Job: Copy down every line where the string "Mississippi" shows up.

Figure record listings
--- Start ---
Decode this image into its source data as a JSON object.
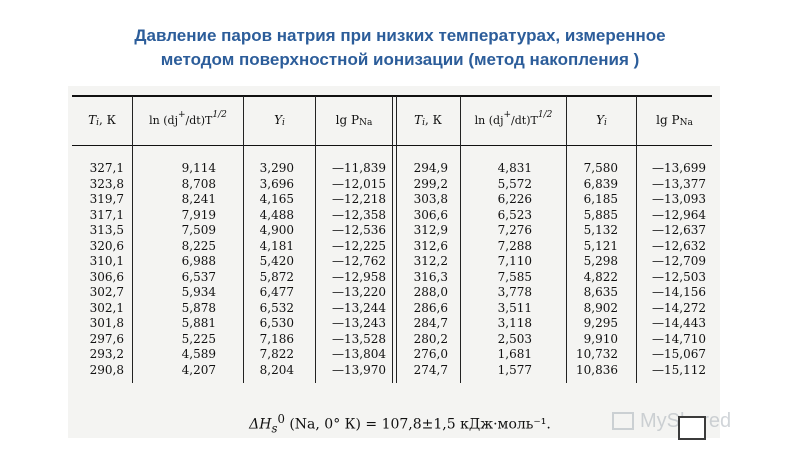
{
  "title": {
    "line1": "Давление паров натрия при низких температурах, измеренное",
    "line2": "методом поверхностной ионизации (метод накопления )"
  },
  "table": {
    "headers": {
      "t": "T",
      "t_sub": "i",
      "t_unit": ", К",
      "ln_pre": "ln (dj",
      "ln_plus": "+",
      "ln_mid": "/dt)T",
      "ln_pow": "1/2",
      "y": "Y",
      "y_sub": "i",
      "lg": "lg P",
      "lg_sub": "Na"
    },
    "left": {
      "t": [
        "327,1",
        "323,8",
        "319,7",
        "317,1",
        "313,5",
        "320,6",
        "310,1",
        "306,6",
        "302,7",
        "302,1",
        "301,8",
        "297,6",
        "293,2",
        "290,8"
      ],
      "ln": [
        "9,114",
        "8,708",
        "8,241",
        "7,919",
        "7,509",
        "8,225",
        "6,988",
        "6,537",
        "5,934",
        "5,878",
        "5,881",
        "5,225",
        "4,589",
        "4,207"
      ],
      "y": [
        "3,290",
        "3,696",
        "4,165",
        "4,488",
        "4,900",
        "4,181",
        "5,420",
        "5,872",
        "6,477",
        "6,532",
        "6,530",
        "7,186",
        "7,822",
        "8,204"
      ],
      "lg": [
        "—11,839",
        "—12,015",
        "—12,218",
        "—12,358",
        "—12,536",
        "—12,225",
        "—12,762",
        "—12,958",
        "—13,220",
        "—13,244",
        "—13,243",
        "—13,528",
        "—13,804",
        "—13,970"
      ]
    },
    "right": {
      "t": [
        "294,9",
        "299,2",
        "303,8",
        "306,6",
        "312,9",
        "312,6",
        "312,2",
        "316,3",
        "288,0",
        "286,6",
        "284,7",
        "280,2",
        "276,0",
        "274,7"
      ],
      "ln": [
        "4,831",
        "5,572",
        "6,226",
        "6,523",
        "7,276",
        "7,288",
        "7,110",
        "7,585",
        "3,778",
        "3,511",
        "3,118",
        "2,503",
        "1,681",
        "1,577"
      ],
      "y": [
        "7,580",
        "6,839",
        "6,185",
        "5,885",
        "5,132",
        "5,121",
        "5,298",
        "4,822",
        "8,635",
        "8,902",
        "9,295",
        "9,910",
        "10,732",
        "10,836"
      ],
      "lg": [
        "—13,699",
        "—13,377",
        "—13,093",
        "—12,964",
        "—12,637",
        "—12,632",
        "—12,709",
        "—12,503",
        "—14,156",
        "—14,272",
        "—14,443",
        "—14,710",
        "—15,067",
        "—15,112"
      ]
    }
  },
  "formula": "ΔH",
  "formula_sub": "s",
  "formula_sup": "0",
  "formula_rest": "(Na, 0° К) = 107,8±1,5 кДж·моль⁻¹.",
  "watermark": "MyShared"
}
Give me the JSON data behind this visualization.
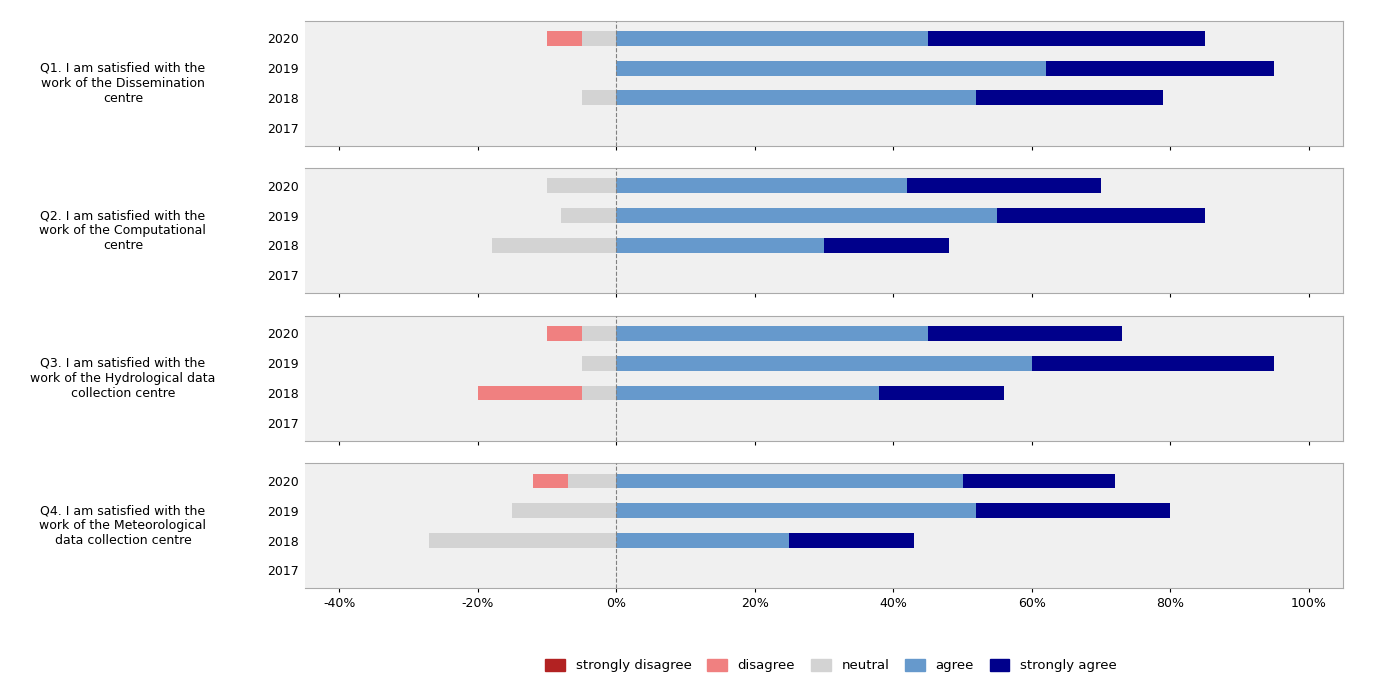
{
  "questions": [
    "Q1. I am satisfied with the\nwork of the Dissemination\ncentre",
    "Q2. I am satisfied with the\nwork of the Computational\ncentre",
    "Q3. I am satisfied with the\nwork of the Hydrological data\ncollection centre",
    "Q4. I am satisfied with the\nwork of the Meteorological\ndata collection centre"
  ],
  "years": [
    "2020",
    "2019",
    "2018",
    "2017"
  ],
  "data": [
    {
      "q": 0,
      "rows": [
        {
          "year": "2020",
          "strongly_disagree": 0,
          "disagree": -5,
          "neutral": -5,
          "agree": 45,
          "strongly_agree": 40
        },
        {
          "year": "2019",
          "strongly_disagree": 0,
          "disagree": 0,
          "neutral": 0,
          "agree": 62,
          "strongly_agree": 33
        },
        {
          "year": "2018",
          "strongly_disagree": 0,
          "disagree": 0,
          "neutral": -5,
          "agree": 52,
          "strongly_agree": 27
        },
        {
          "year": "2017",
          "strongly_disagree": 0,
          "disagree": 0,
          "neutral": 0,
          "agree": 0,
          "strongly_agree": 0
        }
      ]
    },
    {
      "q": 1,
      "rows": [
        {
          "year": "2020",
          "strongly_disagree": 0,
          "disagree": 0,
          "neutral": -10,
          "agree": 42,
          "strongly_agree": 28
        },
        {
          "year": "2019",
          "strongly_disagree": 0,
          "disagree": 0,
          "neutral": -8,
          "agree": 55,
          "strongly_agree": 30
        },
        {
          "year": "2018",
          "strongly_disagree": 0,
          "disagree": 0,
          "neutral": -18,
          "agree": 30,
          "strongly_agree": 18
        },
        {
          "year": "2017",
          "strongly_disagree": 0,
          "disagree": 0,
          "neutral": 0,
          "agree": 0,
          "strongly_agree": 0
        }
      ]
    },
    {
      "q": 2,
      "rows": [
        {
          "year": "2020",
          "strongly_disagree": 0,
          "disagree": -5,
          "neutral": -5,
          "agree": 45,
          "strongly_agree": 28
        },
        {
          "year": "2019",
          "strongly_disagree": 0,
          "disagree": 0,
          "neutral": -5,
          "agree": 60,
          "strongly_agree": 35
        },
        {
          "year": "2018",
          "strongly_disagree": 0,
          "disagree": -15,
          "neutral": -5,
          "agree": 38,
          "strongly_agree": 18
        },
        {
          "year": "2017",
          "strongly_disagree": 0,
          "disagree": 0,
          "neutral": 0,
          "agree": 0,
          "strongly_agree": 0
        }
      ]
    },
    {
      "q": 3,
      "rows": [
        {
          "year": "2020",
          "strongly_disagree": 0,
          "disagree": -5,
          "neutral": -7,
          "agree": 50,
          "strongly_agree": 22
        },
        {
          "year": "2019",
          "strongly_disagree": 0,
          "disagree": 0,
          "neutral": -15,
          "agree": 52,
          "strongly_agree": 28
        },
        {
          "year": "2018",
          "strongly_disagree": 0,
          "disagree": 0,
          "neutral": -27,
          "agree": 25,
          "strongly_agree": 18
        },
        {
          "year": "2017",
          "strongly_disagree": 0,
          "disagree": 0,
          "neutral": 0,
          "agree": 0,
          "strongly_agree": 0
        }
      ]
    }
  ],
  "colors": {
    "strongly_disagree": "#b22222",
    "disagree": "#f08080",
    "neutral": "#d3d3d3",
    "agree": "#6699cc",
    "strongly_agree": "#00008b"
  },
  "xlim": [
    -45,
    105
  ],
  "xticks": [
    -40,
    -20,
    0,
    20,
    40,
    60,
    80,
    100
  ],
  "xticklabels": [
    "-40%",
    "-20%",
    "0%",
    "20%",
    "40%",
    "60%",
    "80%",
    "100%"
  ],
  "background_color": "#f0f0f0",
  "legend_labels": [
    "strongly disagree",
    "disagree",
    "neutral",
    "agree",
    "strongly agree"
  ],
  "legend_colors": [
    "#b22222",
    "#f08080",
    "#d3d3d3",
    "#6699cc",
    "#00008b"
  ]
}
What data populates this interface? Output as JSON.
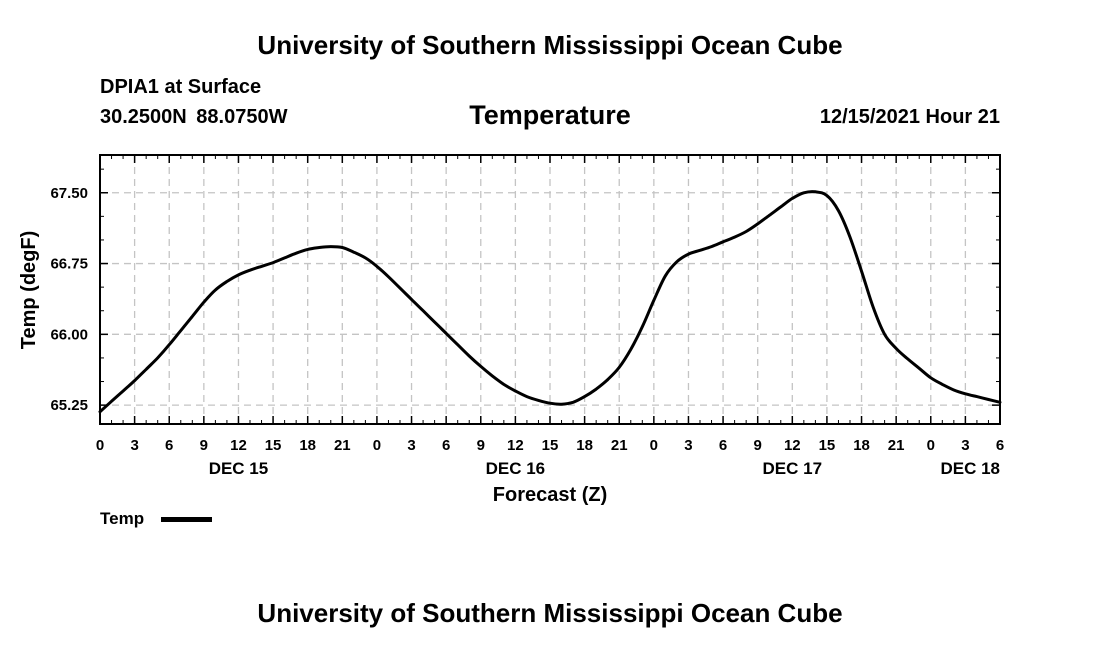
{
  "header": {
    "title": "University of Southern Mississippi Ocean Cube",
    "station": "DPIA1 at Surface",
    "coordinates": "30.2500N  88.0750W",
    "valid_time": "12/15/2021 Hour 21"
  },
  "footer": {
    "title": "University of Southern Mississippi Ocean Cube"
  },
  "chart_data": {
    "type": "line",
    "title": "Temperature",
    "xlabel": "Forecast (Z)",
    "ylabel": "Temp (degF)",
    "x_unit": "hours since 12/15 00Z",
    "xlim": [
      0,
      78
    ],
    "ylim": [
      65.05,
      67.9
    ],
    "yticks": [
      65.25,
      66.0,
      66.75,
      67.5
    ],
    "ytick_labels": [
      "65.25",
      "66.00",
      "66.75",
      "67.50"
    ],
    "xticks": [
      0,
      3,
      6,
      9,
      12,
      15,
      18,
      21,
      24,
      27,
      30,
      33,
      36,
      39,
      42,
      45,
      48,
      51,
      54,
      57,
      60,
      63,
      66,
      69,
      72,
      75,
      78
    ],
    "xtick_labels": [
      "0",
      "3",
      "6",
      "9",
      "12",
      "15",
      "18",
      "21",
      "0",
      "3",
      "6",
      "9",
      "12",
      "15",
      "18",
      "21",
      "0",
      "3",
      "6",
      "9",
      "12",
      "15",
      "18",
      "21",
      "0",
      "3",
      "6"
    ],
    "date_labels": [
      {
        "x": 12,
        "label": "DEC 15"
      },
      {
        "x": 36,
        "label": "DEC 16"
      },
      {
        "x": 60,
        "label": "DEC 17"
      },
      {
        "x": 78,
        "label": "DEC 18"
      }
    ],
    "grid": true,
    "legend": {
      "position": "bottom-left",
      "entries": [
        "Temp"
      ]
    },
    "series": [
      {
        "name": "Temp",
        "color": "#000000",
        "x": [
          0,
          1,
          2,
          3,
          4,
          5,
          6,
          7,
          8,
          9,
          10,
          11,
          12,
          13,
          14,
          15,
          16,
          17,
          18,
          19,
          20,
          21,
          22,
          23,
          24,
          25,
          26,
          27,
          28,
          29,
          30,
          31,
          32,
          33,
          34,
          35,
          36,
          37,
          38,
          39,
          40,
          41,
          42,
          43,
          44,
          45,
          46,
          47,
          48,
          49,
          50,
          51,
          52,
          53,
          54,
          55,
          56,
          57,
          58,
          59,
          60,
          61,
          62,
          63,
          64,
          65,
          66,
          67,
          68,
          69,
          70,
          71,
          72,
          73,
          74,
          75,
          76,
          77,
          78
        ],
        "values": [
          65.18,
          65.29,
          65.4,
          65.51,
          65.63,
          65.75,
          65.89,
          66.04,
          66.19,
          66.34,
          66.47,
          66.56,
          66.63,
          66.68,
          66.72,
          66.76,
          66.81,
          66.86,
          66.9,
          66.92,
          66.93,
          66.92,
          66.87,
          66.81,
          66.72,
          66.61,
          66.49,
          66.37,
          66.25,
          66.13,
          66.01,
          65.89,
          65.77,
          65.66,
          65.56,
          65.47,
          65.4,
          65.34,
          65.3,
          65.27,
          65.26,
          65.28,
          65.34,
          65.42,
          65.52,
          65.65,
          65.84,
          66.08,
          66.36,
          66.62,
          66.77,
          66.85,
          66.89,
          66.93,
          66.98,
          67.03,
          67.09,
          67.17,
          67.26,
          67.35,
          67.44,
          67.5,
          67.51,
          67.47,
          67.31,
          67.03,
          66.67,
          66.29,
          66.0,
          65.85,
          65.74,
          65.64,
          65.54,
          65.47,
          65.41,
          65.37,
          65.34,
          65.31,
          65.28
        ]
      }
    ]
  }
}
--- End ---
Output of the exercise:
    "title": "University of Southern Mississippi Ocean Cube",
    "title": "University of Southern Mississippi Ocean Cube"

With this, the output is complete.